**Exercise objective:**
In the entries, find all lines that hold the word "рабочему" and copy them.

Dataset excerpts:
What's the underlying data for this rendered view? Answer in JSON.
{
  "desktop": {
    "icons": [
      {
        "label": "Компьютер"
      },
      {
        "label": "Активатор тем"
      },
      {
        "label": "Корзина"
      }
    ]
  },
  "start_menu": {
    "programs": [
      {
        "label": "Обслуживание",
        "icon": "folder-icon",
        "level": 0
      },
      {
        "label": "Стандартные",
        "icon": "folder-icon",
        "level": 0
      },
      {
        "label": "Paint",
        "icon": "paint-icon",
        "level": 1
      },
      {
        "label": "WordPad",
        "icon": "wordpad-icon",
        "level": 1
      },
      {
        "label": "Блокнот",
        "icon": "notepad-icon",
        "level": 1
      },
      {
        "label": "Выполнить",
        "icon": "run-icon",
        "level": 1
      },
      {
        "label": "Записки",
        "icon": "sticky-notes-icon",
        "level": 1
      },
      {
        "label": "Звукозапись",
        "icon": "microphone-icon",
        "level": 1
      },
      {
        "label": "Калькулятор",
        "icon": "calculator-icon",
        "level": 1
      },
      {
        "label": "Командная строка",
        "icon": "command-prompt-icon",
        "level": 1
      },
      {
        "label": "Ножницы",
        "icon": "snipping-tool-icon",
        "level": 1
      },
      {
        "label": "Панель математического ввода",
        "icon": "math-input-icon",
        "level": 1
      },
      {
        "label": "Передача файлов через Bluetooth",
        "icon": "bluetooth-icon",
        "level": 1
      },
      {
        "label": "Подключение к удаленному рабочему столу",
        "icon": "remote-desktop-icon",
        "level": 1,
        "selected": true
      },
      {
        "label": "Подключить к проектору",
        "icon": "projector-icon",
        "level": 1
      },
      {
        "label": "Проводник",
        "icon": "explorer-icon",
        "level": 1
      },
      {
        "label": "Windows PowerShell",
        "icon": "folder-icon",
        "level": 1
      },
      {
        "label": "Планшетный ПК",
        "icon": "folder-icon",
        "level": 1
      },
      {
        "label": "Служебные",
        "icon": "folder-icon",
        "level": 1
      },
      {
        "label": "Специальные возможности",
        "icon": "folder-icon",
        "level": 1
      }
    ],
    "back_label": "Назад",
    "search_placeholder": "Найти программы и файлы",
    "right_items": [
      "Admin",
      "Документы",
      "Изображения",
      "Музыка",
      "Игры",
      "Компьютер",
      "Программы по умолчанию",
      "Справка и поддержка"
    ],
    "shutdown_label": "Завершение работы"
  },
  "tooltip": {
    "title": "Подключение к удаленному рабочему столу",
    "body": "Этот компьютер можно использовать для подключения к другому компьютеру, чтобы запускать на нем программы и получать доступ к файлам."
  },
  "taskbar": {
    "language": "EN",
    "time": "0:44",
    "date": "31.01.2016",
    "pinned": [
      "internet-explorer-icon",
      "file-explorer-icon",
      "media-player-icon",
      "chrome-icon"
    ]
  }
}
---
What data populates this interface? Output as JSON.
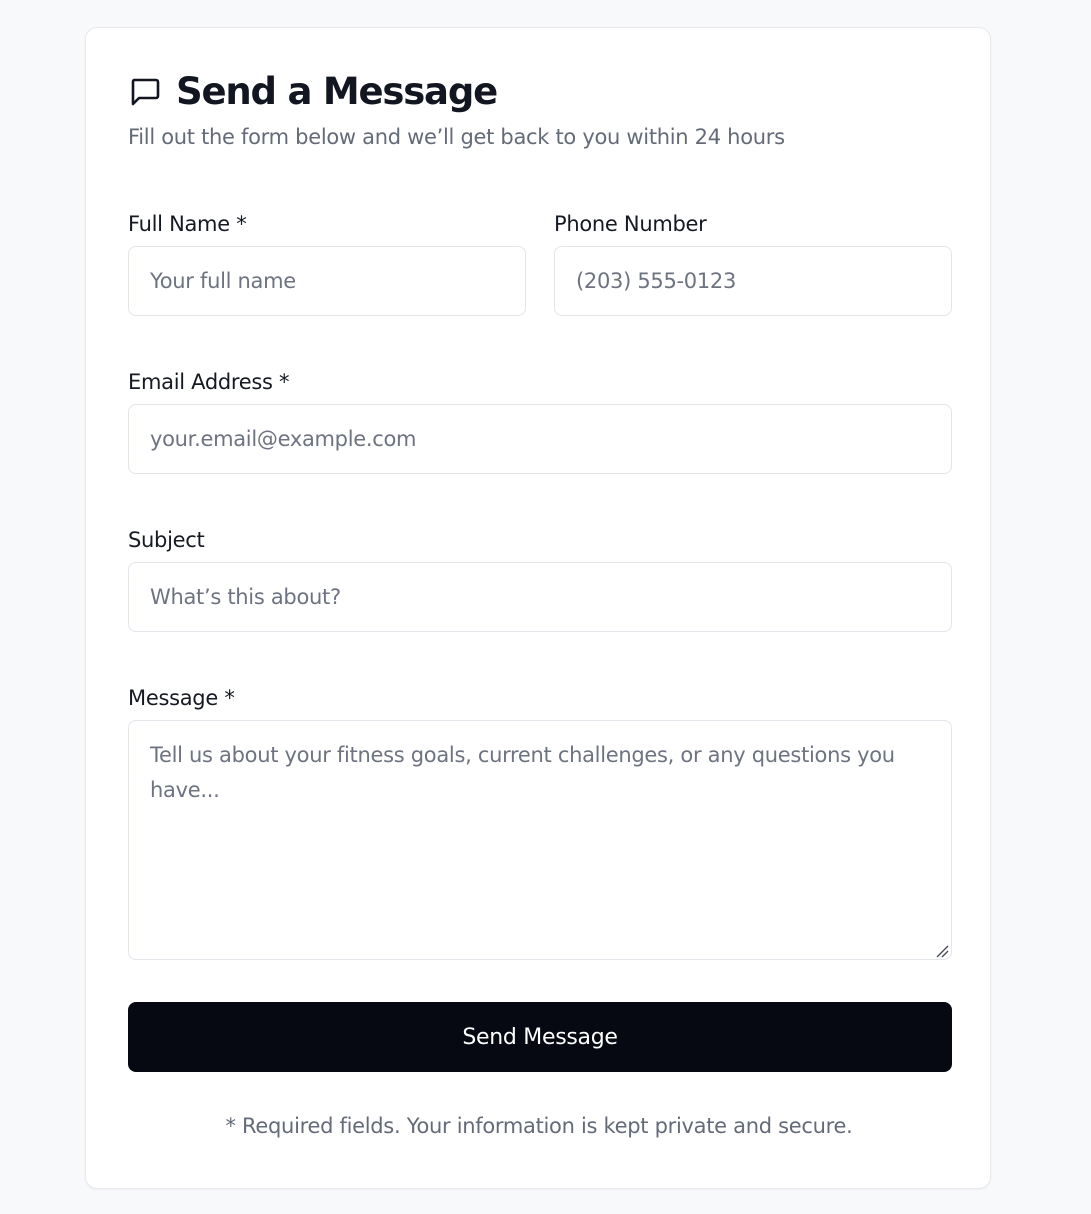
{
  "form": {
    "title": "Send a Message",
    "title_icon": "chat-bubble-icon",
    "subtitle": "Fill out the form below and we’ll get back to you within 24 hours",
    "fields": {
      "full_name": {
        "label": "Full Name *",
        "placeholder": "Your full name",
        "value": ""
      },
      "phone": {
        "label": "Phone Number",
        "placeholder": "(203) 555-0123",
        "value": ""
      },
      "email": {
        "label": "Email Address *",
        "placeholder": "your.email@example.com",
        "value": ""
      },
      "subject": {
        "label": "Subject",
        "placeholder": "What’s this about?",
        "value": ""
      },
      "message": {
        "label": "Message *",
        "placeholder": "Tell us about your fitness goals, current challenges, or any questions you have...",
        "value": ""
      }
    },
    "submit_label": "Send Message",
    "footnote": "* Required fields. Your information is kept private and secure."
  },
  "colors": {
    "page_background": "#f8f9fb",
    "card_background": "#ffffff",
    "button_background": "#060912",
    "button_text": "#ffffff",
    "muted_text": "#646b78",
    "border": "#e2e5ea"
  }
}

**Correct response:**
        "label": "Подключение к удаленному рабочему столу",
    "title": "Подключение к удаленному рабочему столу",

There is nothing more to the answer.